● **Extracted material**:
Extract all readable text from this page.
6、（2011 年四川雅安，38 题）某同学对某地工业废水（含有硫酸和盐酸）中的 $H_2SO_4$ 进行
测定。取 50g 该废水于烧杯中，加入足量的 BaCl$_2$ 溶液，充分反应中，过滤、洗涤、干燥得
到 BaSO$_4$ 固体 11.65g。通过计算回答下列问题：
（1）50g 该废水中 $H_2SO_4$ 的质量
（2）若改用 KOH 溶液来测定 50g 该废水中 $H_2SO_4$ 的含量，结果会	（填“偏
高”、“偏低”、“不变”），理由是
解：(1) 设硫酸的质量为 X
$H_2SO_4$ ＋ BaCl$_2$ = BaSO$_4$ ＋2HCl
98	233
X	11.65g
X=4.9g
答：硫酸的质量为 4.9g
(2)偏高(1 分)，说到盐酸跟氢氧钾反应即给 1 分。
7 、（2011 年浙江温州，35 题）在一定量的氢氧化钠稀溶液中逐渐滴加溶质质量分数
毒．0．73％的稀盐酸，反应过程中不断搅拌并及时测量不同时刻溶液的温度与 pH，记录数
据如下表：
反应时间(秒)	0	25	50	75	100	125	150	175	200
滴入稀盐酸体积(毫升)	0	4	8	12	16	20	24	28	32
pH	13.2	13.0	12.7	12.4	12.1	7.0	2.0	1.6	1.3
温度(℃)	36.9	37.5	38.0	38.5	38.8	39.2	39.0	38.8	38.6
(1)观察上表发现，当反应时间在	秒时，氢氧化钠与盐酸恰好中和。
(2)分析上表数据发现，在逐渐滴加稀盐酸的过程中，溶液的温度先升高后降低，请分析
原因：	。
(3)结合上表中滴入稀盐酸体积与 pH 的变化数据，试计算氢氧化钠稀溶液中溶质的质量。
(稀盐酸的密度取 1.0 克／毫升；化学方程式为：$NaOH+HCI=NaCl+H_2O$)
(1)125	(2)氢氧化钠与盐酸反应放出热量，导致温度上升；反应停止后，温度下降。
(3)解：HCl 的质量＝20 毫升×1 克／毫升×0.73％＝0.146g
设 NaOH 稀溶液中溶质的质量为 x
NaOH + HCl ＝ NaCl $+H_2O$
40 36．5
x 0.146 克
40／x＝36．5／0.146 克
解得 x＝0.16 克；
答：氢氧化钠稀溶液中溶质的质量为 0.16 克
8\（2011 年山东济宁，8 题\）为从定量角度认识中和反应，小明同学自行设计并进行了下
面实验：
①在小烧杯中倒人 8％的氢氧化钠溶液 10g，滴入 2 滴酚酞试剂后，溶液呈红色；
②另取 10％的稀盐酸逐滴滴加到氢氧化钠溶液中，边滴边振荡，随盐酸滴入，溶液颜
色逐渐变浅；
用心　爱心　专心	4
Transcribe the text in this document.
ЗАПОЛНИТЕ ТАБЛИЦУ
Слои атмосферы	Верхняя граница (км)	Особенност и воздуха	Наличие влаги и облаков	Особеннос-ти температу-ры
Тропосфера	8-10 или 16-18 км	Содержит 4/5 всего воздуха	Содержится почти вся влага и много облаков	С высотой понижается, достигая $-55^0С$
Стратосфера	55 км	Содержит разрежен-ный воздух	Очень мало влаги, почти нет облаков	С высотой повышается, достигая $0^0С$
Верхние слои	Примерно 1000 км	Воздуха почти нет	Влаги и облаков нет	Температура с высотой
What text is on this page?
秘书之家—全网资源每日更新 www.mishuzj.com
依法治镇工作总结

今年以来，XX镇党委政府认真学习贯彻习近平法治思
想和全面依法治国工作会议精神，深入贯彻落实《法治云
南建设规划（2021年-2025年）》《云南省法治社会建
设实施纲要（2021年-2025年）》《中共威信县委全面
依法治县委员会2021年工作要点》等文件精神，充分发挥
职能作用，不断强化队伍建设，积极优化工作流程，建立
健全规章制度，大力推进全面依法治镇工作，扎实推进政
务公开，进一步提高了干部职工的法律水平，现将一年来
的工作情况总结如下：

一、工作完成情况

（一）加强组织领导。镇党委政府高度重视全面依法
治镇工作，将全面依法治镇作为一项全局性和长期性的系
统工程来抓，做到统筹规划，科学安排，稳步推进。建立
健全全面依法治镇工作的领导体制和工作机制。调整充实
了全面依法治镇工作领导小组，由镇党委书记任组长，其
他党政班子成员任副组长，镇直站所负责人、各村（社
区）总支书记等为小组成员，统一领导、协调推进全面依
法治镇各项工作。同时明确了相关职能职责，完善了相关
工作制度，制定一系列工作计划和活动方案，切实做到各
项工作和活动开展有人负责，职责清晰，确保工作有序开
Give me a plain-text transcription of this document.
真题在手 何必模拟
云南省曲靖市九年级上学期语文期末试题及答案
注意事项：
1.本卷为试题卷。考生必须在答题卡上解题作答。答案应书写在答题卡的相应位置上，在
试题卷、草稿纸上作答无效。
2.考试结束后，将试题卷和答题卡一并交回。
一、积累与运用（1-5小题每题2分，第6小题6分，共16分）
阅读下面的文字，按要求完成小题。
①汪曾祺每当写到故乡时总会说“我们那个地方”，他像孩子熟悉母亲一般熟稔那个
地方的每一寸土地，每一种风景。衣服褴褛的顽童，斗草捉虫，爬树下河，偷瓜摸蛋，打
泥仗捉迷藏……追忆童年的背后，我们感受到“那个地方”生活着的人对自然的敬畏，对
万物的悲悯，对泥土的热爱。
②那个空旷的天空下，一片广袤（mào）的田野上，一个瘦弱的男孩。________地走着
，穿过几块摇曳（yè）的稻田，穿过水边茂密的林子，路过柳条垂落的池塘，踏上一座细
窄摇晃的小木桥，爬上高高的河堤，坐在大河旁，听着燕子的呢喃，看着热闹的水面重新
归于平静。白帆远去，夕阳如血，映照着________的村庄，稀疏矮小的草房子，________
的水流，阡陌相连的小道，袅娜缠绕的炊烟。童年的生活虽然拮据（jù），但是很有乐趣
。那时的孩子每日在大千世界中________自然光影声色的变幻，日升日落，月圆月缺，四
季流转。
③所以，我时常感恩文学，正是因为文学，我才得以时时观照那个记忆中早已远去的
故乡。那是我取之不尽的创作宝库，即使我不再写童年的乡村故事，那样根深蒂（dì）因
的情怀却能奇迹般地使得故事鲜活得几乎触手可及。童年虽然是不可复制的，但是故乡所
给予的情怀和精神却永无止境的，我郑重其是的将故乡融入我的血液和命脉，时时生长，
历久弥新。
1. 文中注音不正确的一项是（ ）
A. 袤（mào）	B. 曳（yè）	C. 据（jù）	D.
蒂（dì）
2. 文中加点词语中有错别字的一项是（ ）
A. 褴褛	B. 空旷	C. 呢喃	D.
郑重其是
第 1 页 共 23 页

● **Exercise brief**: Isolate the lines that hold the word "BaCl" and copy all of them.

● **Finished task**:
测定。取 50g 该废水于烧杯中，加入足量的 BaCl$_2$ 溶液，充分反应中，过滤、洗涤、干燥得
$H_2SO_4$ ＋ BaCl$_2$ = BaSO$_4$ ＋2HCl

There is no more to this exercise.